EXERCISE REQUIREMENTS -> Format every line of the material below as a Markdown table with the columns Row and Entry, giving each line's number under Row and the line under Entry, and skip any blank lines.

[start of RECORDS SUPPLIED]

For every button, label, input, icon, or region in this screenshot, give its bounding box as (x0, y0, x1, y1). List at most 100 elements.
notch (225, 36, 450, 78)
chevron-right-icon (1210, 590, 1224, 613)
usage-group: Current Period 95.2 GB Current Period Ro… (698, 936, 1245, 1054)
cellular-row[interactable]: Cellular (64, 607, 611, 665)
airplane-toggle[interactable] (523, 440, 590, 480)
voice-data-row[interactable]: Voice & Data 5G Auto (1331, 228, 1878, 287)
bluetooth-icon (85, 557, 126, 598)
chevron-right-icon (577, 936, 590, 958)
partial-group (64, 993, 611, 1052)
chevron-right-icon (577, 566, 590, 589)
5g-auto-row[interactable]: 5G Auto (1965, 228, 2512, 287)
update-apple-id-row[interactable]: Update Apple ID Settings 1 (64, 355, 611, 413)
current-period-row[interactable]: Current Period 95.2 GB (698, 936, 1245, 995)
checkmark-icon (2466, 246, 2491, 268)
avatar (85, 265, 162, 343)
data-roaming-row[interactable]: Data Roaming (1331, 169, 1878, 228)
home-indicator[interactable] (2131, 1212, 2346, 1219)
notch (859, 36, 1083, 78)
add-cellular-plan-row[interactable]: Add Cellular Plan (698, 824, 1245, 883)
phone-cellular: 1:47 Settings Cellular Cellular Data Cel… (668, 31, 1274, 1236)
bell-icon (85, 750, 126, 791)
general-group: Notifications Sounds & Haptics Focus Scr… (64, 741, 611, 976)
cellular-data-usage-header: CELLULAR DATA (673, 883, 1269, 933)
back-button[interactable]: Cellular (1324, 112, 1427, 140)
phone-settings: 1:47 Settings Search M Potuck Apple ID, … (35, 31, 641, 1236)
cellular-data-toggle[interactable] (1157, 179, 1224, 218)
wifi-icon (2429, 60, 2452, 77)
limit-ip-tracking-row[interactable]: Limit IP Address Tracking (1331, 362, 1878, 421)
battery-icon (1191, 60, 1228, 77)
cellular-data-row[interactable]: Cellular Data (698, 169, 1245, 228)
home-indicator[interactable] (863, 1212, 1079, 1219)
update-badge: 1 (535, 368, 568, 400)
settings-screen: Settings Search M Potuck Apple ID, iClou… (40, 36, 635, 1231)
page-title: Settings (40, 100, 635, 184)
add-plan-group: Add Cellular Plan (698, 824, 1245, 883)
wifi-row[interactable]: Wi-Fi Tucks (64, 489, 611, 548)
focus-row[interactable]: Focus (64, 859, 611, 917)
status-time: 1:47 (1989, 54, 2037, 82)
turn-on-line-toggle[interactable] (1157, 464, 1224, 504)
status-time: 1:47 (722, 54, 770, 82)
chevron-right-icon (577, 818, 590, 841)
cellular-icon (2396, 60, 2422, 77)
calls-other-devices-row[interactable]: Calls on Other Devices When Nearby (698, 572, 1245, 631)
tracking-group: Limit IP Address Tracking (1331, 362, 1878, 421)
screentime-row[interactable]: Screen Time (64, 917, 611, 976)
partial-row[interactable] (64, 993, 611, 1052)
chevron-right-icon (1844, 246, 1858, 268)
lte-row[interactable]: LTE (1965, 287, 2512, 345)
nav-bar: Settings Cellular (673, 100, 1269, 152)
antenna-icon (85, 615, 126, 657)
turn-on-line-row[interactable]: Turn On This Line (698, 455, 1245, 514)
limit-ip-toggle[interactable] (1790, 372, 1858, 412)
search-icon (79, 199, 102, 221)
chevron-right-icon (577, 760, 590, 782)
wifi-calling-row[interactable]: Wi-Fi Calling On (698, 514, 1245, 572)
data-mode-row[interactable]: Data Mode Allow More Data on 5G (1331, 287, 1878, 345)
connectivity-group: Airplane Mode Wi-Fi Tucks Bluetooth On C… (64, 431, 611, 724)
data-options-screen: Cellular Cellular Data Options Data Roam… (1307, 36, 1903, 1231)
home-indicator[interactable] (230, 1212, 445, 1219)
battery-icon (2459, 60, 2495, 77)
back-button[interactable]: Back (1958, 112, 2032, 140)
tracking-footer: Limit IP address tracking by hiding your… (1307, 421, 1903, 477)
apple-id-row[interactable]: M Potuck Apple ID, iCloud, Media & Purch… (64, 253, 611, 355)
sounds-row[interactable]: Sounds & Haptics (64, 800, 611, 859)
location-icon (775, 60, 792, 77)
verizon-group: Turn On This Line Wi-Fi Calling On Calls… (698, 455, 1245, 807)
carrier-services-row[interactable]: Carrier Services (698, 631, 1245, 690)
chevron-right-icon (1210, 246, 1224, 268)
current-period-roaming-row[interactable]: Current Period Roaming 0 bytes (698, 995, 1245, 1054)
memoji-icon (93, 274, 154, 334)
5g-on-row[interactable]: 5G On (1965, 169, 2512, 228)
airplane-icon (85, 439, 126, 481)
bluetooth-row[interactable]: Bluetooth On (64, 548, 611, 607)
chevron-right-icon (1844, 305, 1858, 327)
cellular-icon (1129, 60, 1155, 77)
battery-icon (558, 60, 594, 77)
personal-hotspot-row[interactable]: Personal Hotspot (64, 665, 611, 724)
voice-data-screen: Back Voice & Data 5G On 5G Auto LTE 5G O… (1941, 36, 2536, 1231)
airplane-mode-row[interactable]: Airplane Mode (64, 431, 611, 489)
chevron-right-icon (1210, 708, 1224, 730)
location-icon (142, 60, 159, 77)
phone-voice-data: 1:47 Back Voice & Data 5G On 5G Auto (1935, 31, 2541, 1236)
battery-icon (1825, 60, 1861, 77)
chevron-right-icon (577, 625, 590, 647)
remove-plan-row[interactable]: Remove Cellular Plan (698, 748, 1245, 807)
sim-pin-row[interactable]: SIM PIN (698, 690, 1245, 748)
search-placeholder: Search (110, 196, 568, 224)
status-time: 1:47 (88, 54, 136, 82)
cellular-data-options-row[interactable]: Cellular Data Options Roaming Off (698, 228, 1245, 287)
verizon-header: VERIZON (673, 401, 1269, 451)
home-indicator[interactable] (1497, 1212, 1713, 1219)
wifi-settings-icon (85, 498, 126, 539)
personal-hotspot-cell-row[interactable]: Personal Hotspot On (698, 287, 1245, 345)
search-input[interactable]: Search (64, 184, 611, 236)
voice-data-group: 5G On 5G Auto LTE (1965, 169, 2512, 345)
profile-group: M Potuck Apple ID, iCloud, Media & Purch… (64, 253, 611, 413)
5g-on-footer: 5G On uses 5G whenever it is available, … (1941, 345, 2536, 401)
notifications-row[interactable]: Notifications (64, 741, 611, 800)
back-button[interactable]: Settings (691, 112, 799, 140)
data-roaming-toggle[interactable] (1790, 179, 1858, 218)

[end of RECORDS SUPPLIED]

RESULT ->
| Row | Entry |
|---|---|
| 1 | For every button, label, input, icon, or region in this screenshot, give its bounding box as (x0, y0, x1, y1). List at most 100 elements. |
| 2 | notch (225, 36, 450, 78) |
| 3 | chevron-right-icon (1210, 590, 1224, 613) |
| 4 | usage-group: Current Period 95.2 GB Current Period Ro… (698, 936, 1245, 1054) |
| 5 | cellular-row[interactable]: Cellular (64, 607, 611, 665) |
| 6 | airplane-toggle[interactable] (523, 440, 590, 480) |
| 7 | voice-data-row[interactable]: Voice & Data 5G Auto (1331, 228, 1878, 287) |
| 8 | bluetooth-icon (85, 557, 126, 598) |
| 9 | chevron-right-icon (577, 936, 590, 958) |
| 10 | partial-group (64, 993, 611, 1052) |
| 11 | chevron-right-icon (577, 566, 590, 589) |
| 12 | 5g-auto-row[interactable]: 5G Auto (1965, 228, 2512, 287) |
| 13 | update-apple-id-row[interactable]: Update Apple ID Settings 1 (64, 355, 611, 413) |
| 14 | current-period-row[interactable]: Current Period 95.2 GB (698, 936, 1245, 995) |
| 15 | checkmark-icon (2466, 246, 2491, 268) |
| 16 | avatar (85, 265, 162, 343) |
| 17 | data-roaming-row[interactable]: Data Roaming (1331, 169, 1878, 228) |
| 18 | home-indicator[interactable] (2131, 1212, 2346, 1219) |
| 19 | notch (859, 36, 1083, 78) |
| 20 | add-cellular-plan-row[interactable]: Add Cellular Plan (698, 824, 1245, 883) |
| 21 | phone-cellular: 1:47 Settings Cellular Cellular Data Cel… (668, 31, 1274, 1236) |
| 22 | bell-icon (85, 750, 126, 791) |
| 23 | general-group: Notifications Sounds & Haptics Focus Scr… (64, 741, 611, 976) |
| 24 | cellular-data-usage-header: CELLULAR DATA (673, 883, 1269, 933) |
| 25 | back-button[interactable]: Cellular (1324, 112, 1427, 140) |
| 26 | phone-settings: 1:47 Settings Search M Potuck Apple ID, … (35, 31, 641, 1236) |
| 27 | cellular-data-toggle[interactable] (1157, 179, 1224, 218) |
| 28 | wifi-icon (2429, 60, 2452, 77) |
| 29 | limit-ip-tracking-row[interactable]: Limit IP Address Tracking (1331, 362, 1878, 421) |
| 30 | battery-icon (1191, 60, 1228, 77) |
| 31 | cellular-data-row[interactable]: Cellular Data (698, 169, 1245, 228) |
| 32 | home-indicator[interactable] (863, 1212, 1079, 1219) |
| 33 | update-badge: 1 (535, 368, 568, 400) |
| 34 | settings-screen: Settings Search M Potuck Apple ID, iClou… (40, 36, 635, 1231) |
| 35 | page-title: Settings (40, 100, 635, 184) |
| 36 | add-plan-group: Add Cellular Plan (698, 824, 1245, 883) |
| 37 | wifi-row[interactable]: Wi-Fi Tucks (64, 489, 611, 548) |
| 38 | focus-row[interactable]: Focus (64, 859, 611, 917) |
| 39 | status-time: 1:47 (1989, 54, 2037, 82) |
| 40 | turn-on-line-toggle[interactable] (1157, 464, 1224, 504) |
| 41 | status-time: 1:47 (722, 54, 770, 82) |
| 42 | chevron-right-icon (577, 818, 590, 841) |
| 43 | cellular-icon (2396, 60, 2422, 77) |
| 44 | calls-other-devices-row[interactable]: Calls on Other Devices When Nearby (698, 572, 1245, 631) |
| 45 | tracking-group: Limit IP Address Tracking (1331, 362, 1878, 421) |
| 46 | screentime-row[interactable]: Screen Time (64, 917, 611, 976) |
| 47 | partial-row[interactable] (64, 993, 611, 1052) |
| 48 | chevron-right-icon (1844, 246, 1858, 268) |
| 49 | lte-row[interactable]: LTE (1965, 287, 2512, 345) |
| 50 | nav-bar: Settings Cellular (673, 100, 1269, 152) |
| 51 | antenna-icon (85, 615, 126, 657) |
| 52 | turn-on-line-row[interactable]: Turn On This Line (698, 455, 1245, 514) |
| 53 | limit-ip-toggle[interactable] (1790, 372, 1858, 412) |
| 54 | search-icon (79, 199, 102, 221) |
| 55 | chevron-right-icon (577, 760, 590, 782) |
| 56 | wifi-calling-row[interactable]: Wi-Fi Calling On (698, 514, 1245, 572) |
| 57 | data-mode-row[interactable]: Data Mode Allow More Data on 5G (1331, 287, 1878, 345) |
| 58 | connectivity-group: Airplane Mode Wi-Fi Tucks Bluetooth On C… (64, 431, 611, 724) |
| 59 | data-options-screen: Cellular Cellular Data Options Data Roam… (1307, 36, 1903, 1231) |
| 60 | home-indicator[interactable] (230, 1212, 445, 1219) |
| 61 | battery-icon (2459, 60, 2495, 77) |
| 62 | back-button[interactable]: Back (1958, 112, 2032, 140) |
| 63 | tracking-footer: Limit IP address tracking by hiding your… (1307, 421, 1903, 477) |
| 64 | apple-id-row[interactable]: M Potuck Apple ID, iCloud, Media & Purch… (64, 253, 611, 355) |
| 65 | sounds-row[interactable]: Sounds & Haptics (64, 800, 611, 859) |
| 66 | location-icon (775, 60, 792, 77) |
| 67 | verizon-group: Turn On This Line Wi-Fi Calling On Calls… (698, 455, 1245, 807) |
| 68 | carrier-services-row[interactable]: Carrier Services (698, 631, 1245, 690) |
| 69 | chevron-right-icon (1210, 246, 1224, 268) |
| 70 | current-period-roaming-row[interactable]: Current Period Roaming 0 bytes (698, 995, 1245, 1054) |
| 71 | memoji-icon (93, 274, 154, 334) |
| 72 | 5g-on-row[interactable]: 5G On (1965, 169, 2512, 228) |
| 73 | airplane-icon (85, 439, 126, 481) |
| 74 | bluetooth-row[interactable]: Bluetooth On (64, 548, 611, 607) |
| 75 | chevron-right-icon (1844, 305, 1858, 327) |
| 76 | cellular-icon (1129, 60, 1155, 77) |
| 77 | battery-icon (558, 60, 594, 77) |
| 78 | personal-hotspot-row[interactable]: Personal Hotspot (64, 665, 611, 724) |
| 79 | voice-data-screen: Back Voice & Data 5G On 5G Auto LTE 5G O… (1941, 36, 2536, 1231) |
| 80 | airplane-mode-row[interactable]: Airplane Mode (64, 431, 611, 489) |
| 81 | chevron-right-icon (1210, 708, 1224, 730) |
| 82 | location-icon (142, 60, 159, 77) |
| 83 | phone-voice-data: 1:47 Back Voice & Data 5G On 5G Auto (1935, 31, 2541, 1236) |
| 84 | battery-icon (1825, 60, 1861, 77) |
| 85 | chevron-right-icon (577, 625, 590, 647) |
| 86 | remove-plan-row[interactable]: Remove Cellular Plan (698, 748, 1245, 807) |
| 87 | sim-pin-row[interactable]: SIM PIN (698, 690, 1245, 748) |
| 88 | search-placeholder: Search (110, 196, 568, 224) |
| 89 | status-time: 1:47 (88, 54, 136, 82) |
| 90 | cellular-data-options-row[interactable]: Cellular Data Options Roaming Off (698, 228, 1245, 287) |
| 91 | verizon-header: VERIZON (673, 401, 1269, 451) |
| 92 | home-indicator[interactable] (1497, 1212, 1713, 1219) |
| 93 | wifi-settings-icon (85, 498, 126, 539) |
| 94 | personal-hotspot-cell-row[interactable]: Personal Hotspot On (698, 287, 1245, 345) |
| 95 | search-input[interactable]: Search (64, 184, 611, 236) |
| 96 | voice-data-group: 5G On 5G Auto LTE (1965, 169, 2512, 345) |
| 97 | profile-group: M Potuck Apple ID, iCloud, Media & Purch… (64, 253, 611, 413) |
| 98 | 5g-on-footer: 5G On uses 5G whenever it is available, … (1941, 345, 2536, 401) |
| 99 | notifications-row[interactable]: Notifications (64, 741, 611, 800) |
| 100 | back-button[interactable]: Settings (691, 112, 799, 140) |
| 101 | data-roaming-toggle[interactable] (1790, 179, 1858, 218) |